-- begin --
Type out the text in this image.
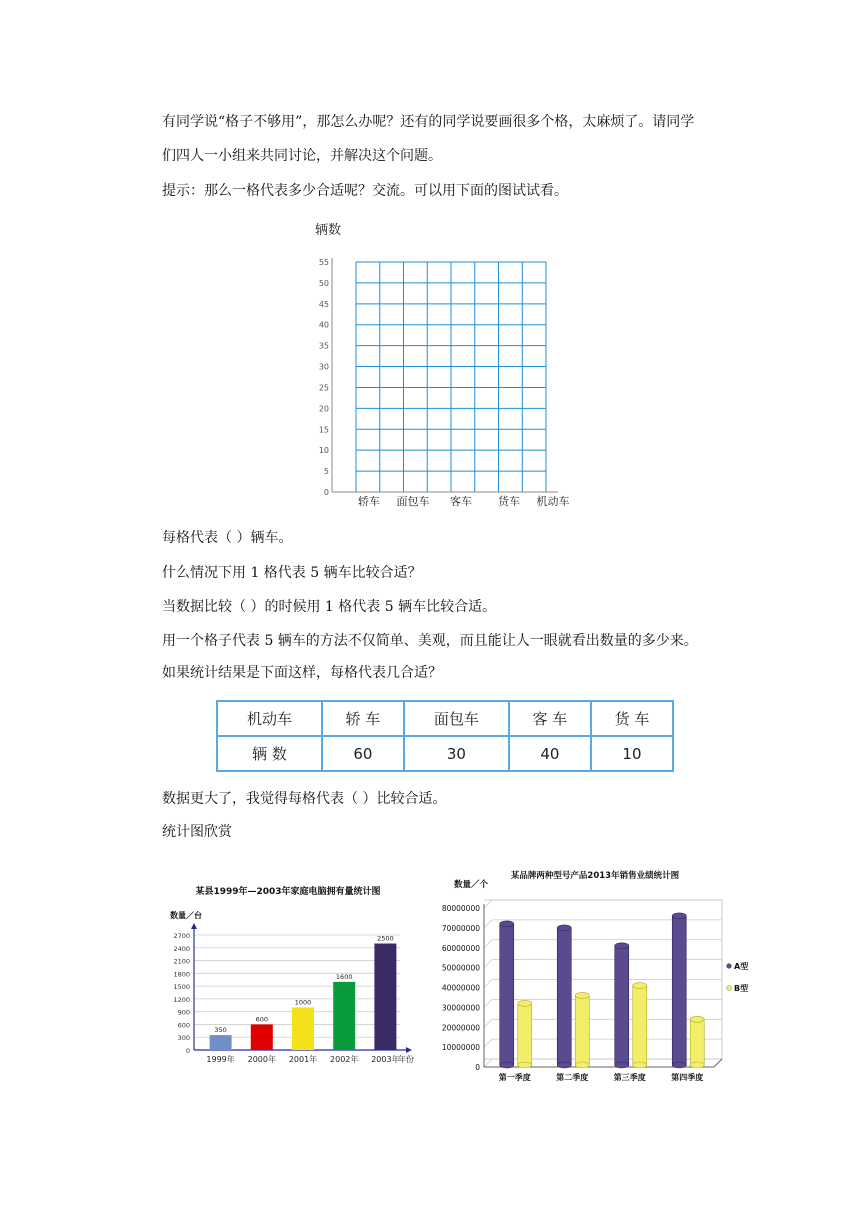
有同学说“格子不够用”，那怎么办呢？还有的同学说要画很多个格，太麻烦了。请同学
们四人一小组来共同讨论，并解决这个问题。
提示：那么一格代表多少合适呢？交流。可以用下面的图试试看。
辆数
0
5
10
15
20
25
30
35
40
45
50
55
轿车 面包车 客车 货车 机动车
每格代表（ ）辆车。
什么情况下用 1 格代表 5 辆车比较合适？
当数据比较（ ）的时候用 1 格代表 5 辆车比较合适。
用一个格子代表 5 辆车的方法不仅简单、美观，而且能让人一眼就看出数量的多少来。
如果统计结果是下面这样，每格代表几合适？
机动车	轿 车	面包车	客 车	货 车
辆 数	60	30	40	10
数据更大了，我觉得每格代表（ ）比较合适。
统计图欣赏
某县1999年—2003年家庭电脑拥有量统计图
数量／台
0
300
600
900
1200
1500
1800
2100
2400
2700
350
1999年
600
2000年
1000
2001年
1600
2002年
2500
2003年
年份
某品牌两种型号产品2013年销售业绩统计图
数量／个
0
10000000
20000000
30000000
40000000
50000000
60000000
70000000
80000000
第一季度	第二季度	第三季度	第四季度
A型
B型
-- end --
Given request.
Find every line in the listing that holds the string "辆车比较合适", then say how many there are as a bare number.

Output of the exercise.
2